(LISTED ENTRIES)
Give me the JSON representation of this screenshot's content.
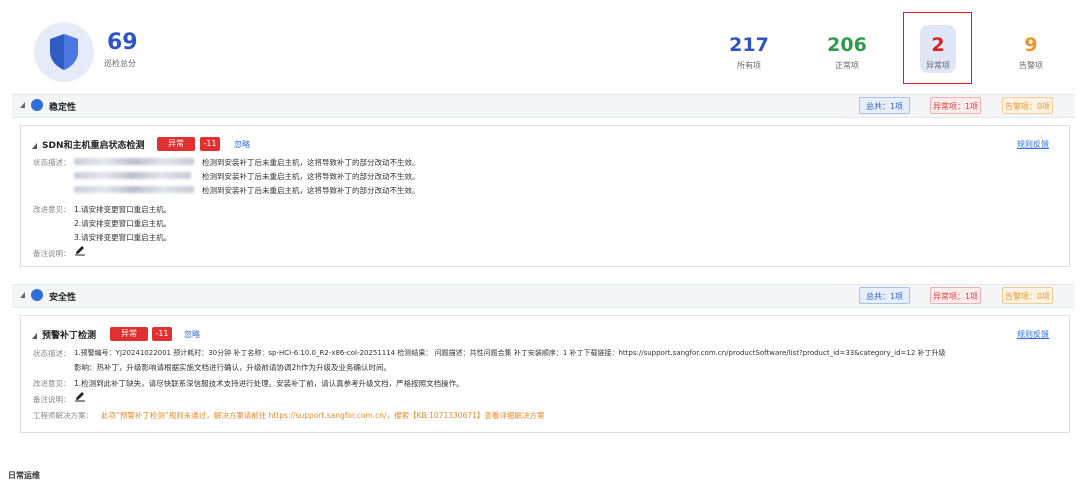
{
  "summary": {
    "score": "69",
    "score_label": "巡检总分",
    "stats": [
      {
        "value": "217",
        "label": "所有项",
        "color": "#2f55c5"
      },
      {
        "value": "206",
        "label": "正常项",
        "color": "#2e9b4a"
      },
      {
        "value": "2",
        "label": "异常项",
        "color": "#e02020"
      },
      {
        "value": "9",
        "label": "告警项",
        "color": "#f0952a"
      }
    ]
  },
  "sections": [
    {
      "title": "稳定性",
      "total": "总共：1项",
      "abnormal": "异常项：1项",
      "warning": "告警项：0项",
      "card": {
        "title": "SDN和主机重启状态检测",
        "status_tag": "异常",
        "score_tag": "-11",
        "ignore": "忽略",
        "feedback": "规则反馈",
        "desc_label": "状态描述：",
        "desc_lines": [
          "检测到安装补丁后未重启主机，这将导致补丁的部分改动不生效。",
          "检测到安装补丁后未重启主机，这将导致补丁的部分改动不生效。",
          "检测到安装补丁后未重启主机，这将导致补丁的部分改动不生效。"
        ],
        "advice_label": "改进意见：",
        "advice_lines": [
          "1.请安排变更窗口重启主机。",
          "2.请安排变更窗口重启主机。",
          "3.请安排变更窗口重启主机。"
        ],
        "note_label": "备注说明："
      }
    },
    {
      "title": "安全性",
      "total": "总共：1项",
      "abnormal": "异常项：1项",
      "warning": "告警项：0项",
      "card": {
        "title": "预警补丁检测",
        "status_tag": "异常",
        "score_tag": "-11",
        "ignore": "忽略",
        "feedback": "规则反馈",
        "desc_label": "状态描述：",
        "desc_line1": "1.预警编号：YJ20241022001 预计耗时：30分钟 补丁名称：sp-HCI-6.10.0_R2-x86-col-20251114 检测结果： 问题描述：共性问题合集 补丁安装顺序：1 补丁下载链接：https://support.sangfor.com.cn/productSoftware/list?product_id=33&category_id=12 补丁升级",
        "desc_line2": "影响：热补丁，升级影响请根据实施文档进行确认，升级前请协调2h作为升级及业务确认时间。",
        "advice_label": "改进意见：",
        "advice_line": "1.检测到此补丁缺失，请尽快联系深信服技术支持进行处理。安装补丁前，请认真参考升级文档，严格按照文档操作。",
        "note_label": "备注说明：",
        "solution_label": "工程师解决方案：",
        "solution_text": "此项“预警补丁检测”规则未通过，解决方案请前往 https://support.sangfor.com.cn/，搜索【KB:1071330671】查看详细解决方案"
      }
    }
  ],
  "bottom_title": "日常运维"
}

(EXERCISE OBJECTIVE)
Images must not appear in the copy; reproduce everything else in the records verbatim.

(COMPLETE ANSWER)
Give me the JSON representation of this screenshot's content.
{
  "summary": {
    "score": "69",
    "score_label": "巡检总分",
    "stats": [
      {
        "value": "217",
        "label": "所有项",
        "color": "#2f55c5"
      },
      {
        "value": "206",
        "label": "正常项",
        "color": "#2e9b4a"
      },
      {
        "value": "2",
        "label": "异常项",
        "color": "#e02020"
      },
      {
        "value": "9",
        "label": "告警项",
        "color": "#f0952a"
      }
    ]
  },
  "sections": [
    {
      "title": "稳定性",
      "total": "总共：1项",
      "abnormal": "异常项：1项",
      "warning": "告警项：0项",
      "card": {
        "title": "SDN和主机重启状态检测",
        "status_tag": "异常",
        "score_tag": "-11",
        "ignore": "忽略",
        "feedback": "规则反馈",
        "desc_label": "状态描述：",
        "desc_lines": [
          "检测到安装补丁后未重启主机，这将导致补丁的部分改动不生效。",
          "检测到安装补丁后未重启主机，这将导致补丁的部分改动不生效。",
          "检测到安装补丁后未重启主机，这将导致补丁的部分改动不生效。"
        ],
        "advice_label": "改进意见：",
        "advice_lines": [
          "1.请安排变更窗口重启主机。",
          "2.请安排变更窗口重启主机。",
          "3.请安排变更窗口重启主机。"
        ],
        "note_label": "备注说明："
      }
    },
    {
      "title": "安全性",
      "total": "总共：1项",
      "abnormal": "异常项：1项",
      "warning": "告警项：0项",
      "card": {
        "title": "预警补丁检测",
        "status_tag": "异常",
        "score_tag": "-11",
        "ignore": "忽略",
        "feedback": "规则反馈",
        "desc_label": "状态描述：",
        "desc_line1": "1.预警编号：YJ20241022001 预计耗时：30分钟 补丁名称：sp-HCI-6.10.0_R2-x86-col-20251114 检测结果： 问题描述：共性问题合集 补丁安装顺序：1 补丁下载链接：https://support.sangfor.com.cn/productSoftware/list?product_id=33&category_id=12 补丁升级",
        "desc_line2": "影响：热补丁，升级影响请根据实施文档进行确认，升级前请协调2h作为升级及业务确认时间。",
        "advice_label": "改进意见：",
        "advice_line": "1.检测到此补丁缺失，请尽快联系深信服技术支持进行处理。安装补丁前，请认真参考升级文档，严格按照文档操作。",
        "note_label": "备注说明：",
        "solution_label": "工程师解决方案：",
        "solution_text": "此项“预警补丁检测”规则未通过，解决方案请前往 https://support.sangfor.com.cn/，搜索【KB:1071330671】查看详细解决方案"
      }
    }
  ],
  "bottom_title": "日常运维"
}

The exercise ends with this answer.